### Challenge
Only the pictures are to be left out; set down the rest of the records exactly.

### Items listed in a dataset
=======

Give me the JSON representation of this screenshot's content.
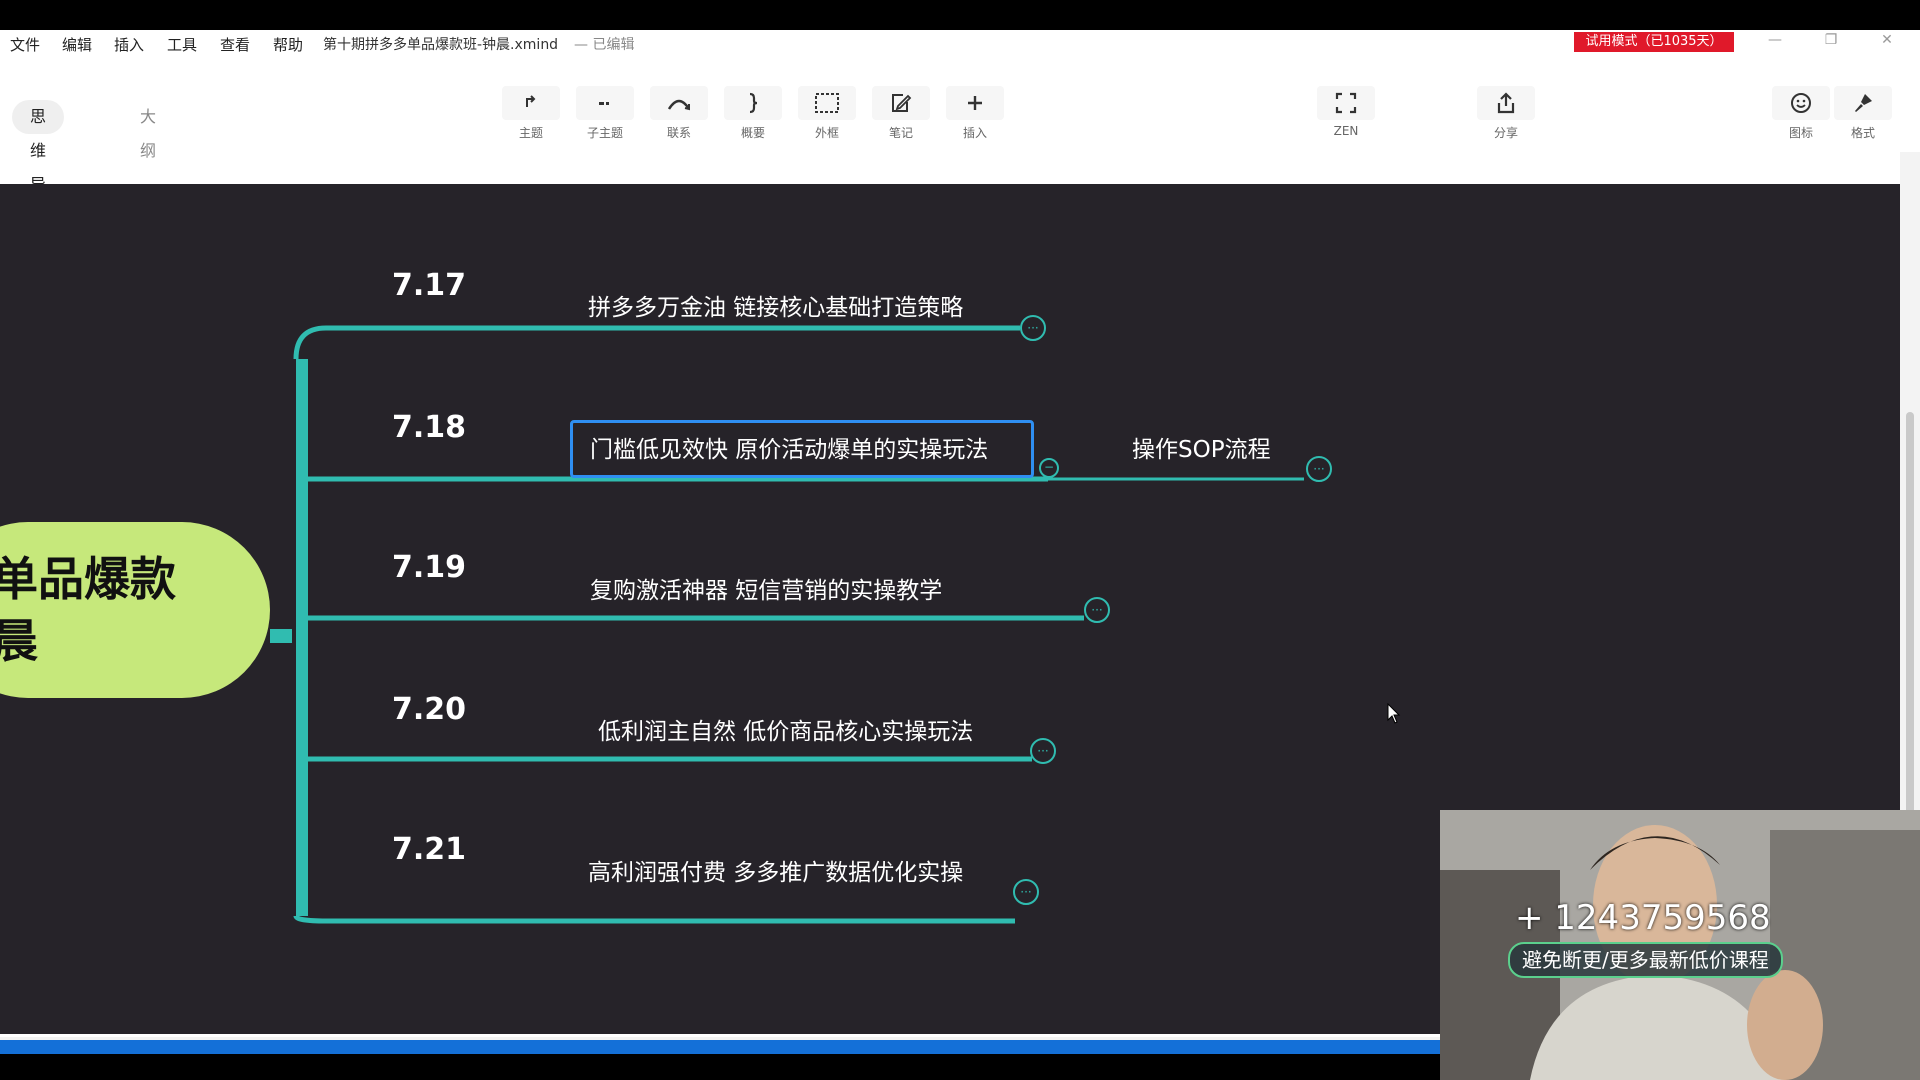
{
  "menu": [
    "文件",
    "编辑",
    "插入",
    "工具",
    "查看",
    "帮助"
  ],
  "document": {
    "title": "第十期拼多多单品爆款班-钟晨.xmind",
    "status": "— 已编辑"
  },
  "trial_badge": "试用模式（已1035天）",
  "window_controls": {
    "minimize": "—",
    "restore": "❐",
    "close": "✕"
  },
  "view_tabs": {
    "mindmap": "思维导图",
    "outline": "大纲"
  },
  "toolbar": {
    "topic": "主题",
    "subtopic": "子主题",
    "relation": "联系",
    "summary": "概要",
    "boundary": "外框",
    "note": "笔记",
    "insert": "插入",
    "zen": "ZEN",
    "share": "分享",
    "icon": "图标",
    "format": "格式"
  },
  "mindmap": {
    "root_text": "单品爆款\n晨",
    "branches": [
      {
        "date": "7.17",
        "topic": "拼多多万金油  链接核心基础打造策略"
      },
      {
        "date": "7.18",
        "topic": "门槛低见效快  原价活动爆单的实操玩法",
        "child": "操作SOP流程"
      },
      {
        "date": "7.19",
        "topic": "复购激活神器   短信营销的实操教学"
      },
      {
        "date": "7.20",
        "topic": "低利润主自然   低价商品核心实操玩法"
      },
      {
        "date": "7.21",
        "topic": "高利润强付费  多多推广数据优化实操"
      }
    ],
    "collapse_glyph": "···",
    "expanded_glyph": "−"
  },
  "webcam_overlay": {
    "contact": "+ 1243759568",
    "slogan": "避免断更/更多最新低价课程"
  },
  "colors": {
    "canvas": "#262329",
    "branch": "#30bcb0",
    "root": "#c6e87b",
    "selection": "#2f8ff2",
    "trial": "#e0192a"
  }
}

=======

### Exercise output
Give me the JSON representation of this screenshot's content.
{
  "menu": [
    "文件",
    "编辑",
    "插入",
    "工具",
    "查看",
    "帮助"
  ],
  "document": {
    "title": "第十期拼多多单品爆款班-钟晨.xmind",
    "status": "— 已编辑"
  },
  "trial_badge": "试用模式（已1035天）",
  "window_controls": {
    "minimize": "—",
    "restore": "❐",
    "close": "✕"
  },
  "view_tabs": {
    "mindmap": "思维导图",
    "outline": "大纲"
  },
  "toolbar": {
    "topic": "主题",
    "subtopic": "子主题",
    "relation": "联系",
    "summary": "概要",
    "boundary": "外框",
    "note": "笔记",
    "insert": "插入",
    "zen": "ZEN",
    "share": "分享",
    "icon": "图标",
    "format": "格式"
  },
  "mindmap": {
    "root_text": "单品爆款\n晨",
    "branches": [
      {
        "date": "7.17",
        "topic": "拼多多万金油  链接核心基础打造策略"
      },
      {
        "date": "7.18",
        "topic": "门槛低见效快  原价活动爆单的实操玩法",
        "child": "操作SOP流程"
      },
      {
        "date": "7.19",
        "topic": "复购激活神器   短信营销的实操教学"
      },
      {
        "date": "7.20",
        "topic": "低利润主自然   低价商品核心实操玩法"
      },
      {
        "date": "7.21",
        "topic": "高利润强付费  多多推广数据优化实操"
      }
    ],
    "collapse_glyph": "···",
    "expanded_glyph": "−"
  },
  "webcam_overlay": {
    "contact": "+ 1243759568",
    "slogan": "避免断更/更多最新低价课程"
  },
  "colors": {
    "canvas": "#262329",
    "branch": "#30bcb0",
    "root": "#c6e87b",
    "selection": "#2f8ff2",
    "trial": "#e0192a"
  }
}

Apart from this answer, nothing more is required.